**Your goal**.
Copy the records below exactly as they are written.

────────────────

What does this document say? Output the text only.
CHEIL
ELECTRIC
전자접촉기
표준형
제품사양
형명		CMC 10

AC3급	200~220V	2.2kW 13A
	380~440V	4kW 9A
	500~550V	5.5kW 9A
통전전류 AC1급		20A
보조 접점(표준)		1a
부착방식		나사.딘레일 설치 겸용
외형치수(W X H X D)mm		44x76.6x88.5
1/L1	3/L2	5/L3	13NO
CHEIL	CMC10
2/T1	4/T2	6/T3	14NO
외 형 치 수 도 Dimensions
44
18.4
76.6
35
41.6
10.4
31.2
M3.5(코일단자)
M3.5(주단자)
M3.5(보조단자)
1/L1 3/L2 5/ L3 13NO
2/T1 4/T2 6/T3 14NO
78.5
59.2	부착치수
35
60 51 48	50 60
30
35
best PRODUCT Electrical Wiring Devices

────────────────

**Output for this task**.
What does this document say? Output the text only.
CHEIL
ELECTRIC
전자접촉기
표준형
제품사양
형명		CMC 10

AC3급	200~220V	2.2kW 13A
	380~440V	4kW 9A
	500~550V	5.5kW 9A
통전전류 AC1급		20A
보조 접점(표준)		1a
부착방식		나사.딘레일 설치 겸용
외형치수(W X H X D)mm		44x76.6x88.5
1/L1	3/L2	5/L3	13NO
CHEIL	CMC10
2/T1	4/T2	6/T3	14NO
외 형 치 수 도 Dimensions
44
18.4
76.6
35
41.6
10.4
31.2
M3.5(코일단자)
M3.5(주단자)
M3.5(보조단자)
1/L1 3/L2 5/ L3 13NO
2/T1 4/T2 6/T3 14NO
78.5
59.2	부착치수
35
60 51 48	50 60
30
35
best PRODUCT Electrical Wiring Devices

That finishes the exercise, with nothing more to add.